### What the task requires
Lines containing the word "Across" should be extracted in full.

[Data items]
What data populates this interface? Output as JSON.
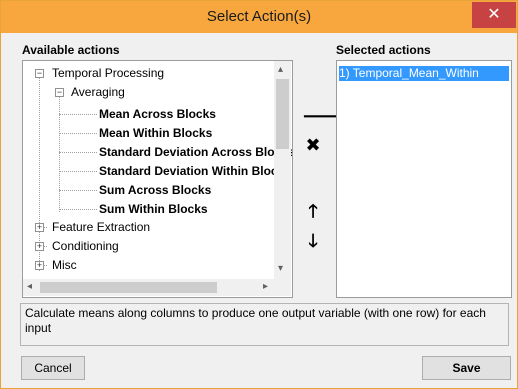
{
  "window": {
    "title": "Select Action(s)",
    "close_glyph": "✕"
  },
  "available": {
    "label": "Available actions",
    "tree": [
      {
        "label": "Temporal Processing",
        "expander": "−"
      },
      {
        "label": "Averaging",
        "expander": "−"
      },
      {
        "label": "Mean Across Blocks"
      },
      {
        "label": "Mean Within Blocks"
      },
      {
        "label": "Standard Deviation Across Blocks"
      },
      {
        "label": "Standard Deviation Within Blocks"
      },
      {
        "label": "Sum Across Blocks"
      },
      {
        "label": "Sum Within Blocks"
      },
      {
        "label": "Feature Extraction",
        "expander": "+"
      },
      {
        "label": "Conditioning",
        "expander": "+"
      },
      {
        "label": "Misc",
        "expander": "+"
      }
    ]
  },
  "selected": {
    "label": "Selected actions",
    "items": [
      "1) Temporal_Mean_Within"
    ]
  },
  "controls": {
    "add_icon": "arrow-right-icon",
    "remove_icon": "x-icon",
    "up_icon": "arrow-up-icon",
    "down_icon": "arrow-down-icon",
    "add_glyph": "🡒",
    "remove_glyph": "✖",
    "up_glyph": "🡑",
    "down_glyph": "🡓"
  },
  "scroll": {
    "up": "▴",
    "down": "▾",
    "left": "◂",
    "right": "▸"
  },
  "description": "Calculate means along columns to produce one output variable (with one row) for each input",
  "buttons": {
    "cancel": "Cancel",
    "save": "Save"
  },
  "colors": {
    "title_bar": "#f7a73d",
    "close": "#c74343",
    "selection": "#3399ff"
  }
}
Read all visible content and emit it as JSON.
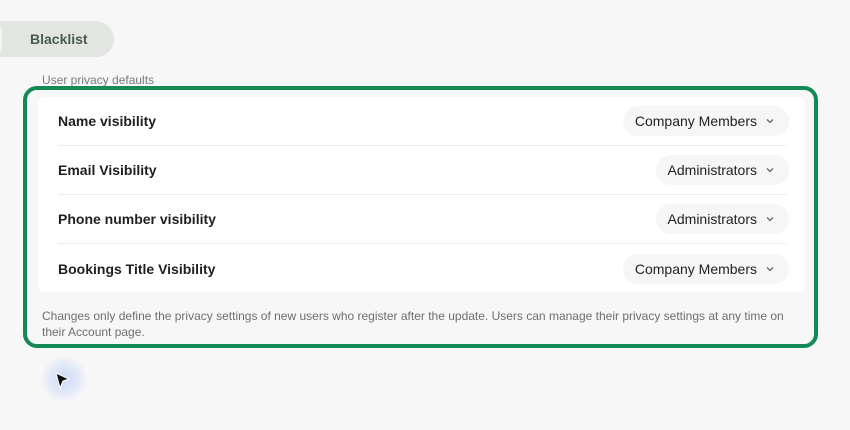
{
  "tabs": {
    "active_label": "Blacklist"
  },
  "section": {
    "label": "User privacy defaults"
  },
  "settings": [
    {
      "label": "Name visibility",
      "value": "Company Members"
    },
    {
      "label": "Email Visibility",
      "value": "Administrators"
    },
    {
      "label": "Phone number visibility",
      "value": "Administrators"
    },
    {
      "label": "Bookings Title Visibility",
      "value": "Company Members"
    }
  ],
  "note": "Changes only define the privacy settings of new users who register after the update. Users can manage their privacy settings at any time on their Account page.",
  "colors": {
    "highlight": "#138a55",
    "background": "#f7f7f7"
  },
  "icons": {
    "select_chevron": "chevron-down-icon",
    "pointer": "mouse-pointer-icon"
  }
}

### Solution below
        "label": "Mean Across Blocks"
        "label": "Standard Deviation Across Blocks"
        "label": "Sum Across Blocks"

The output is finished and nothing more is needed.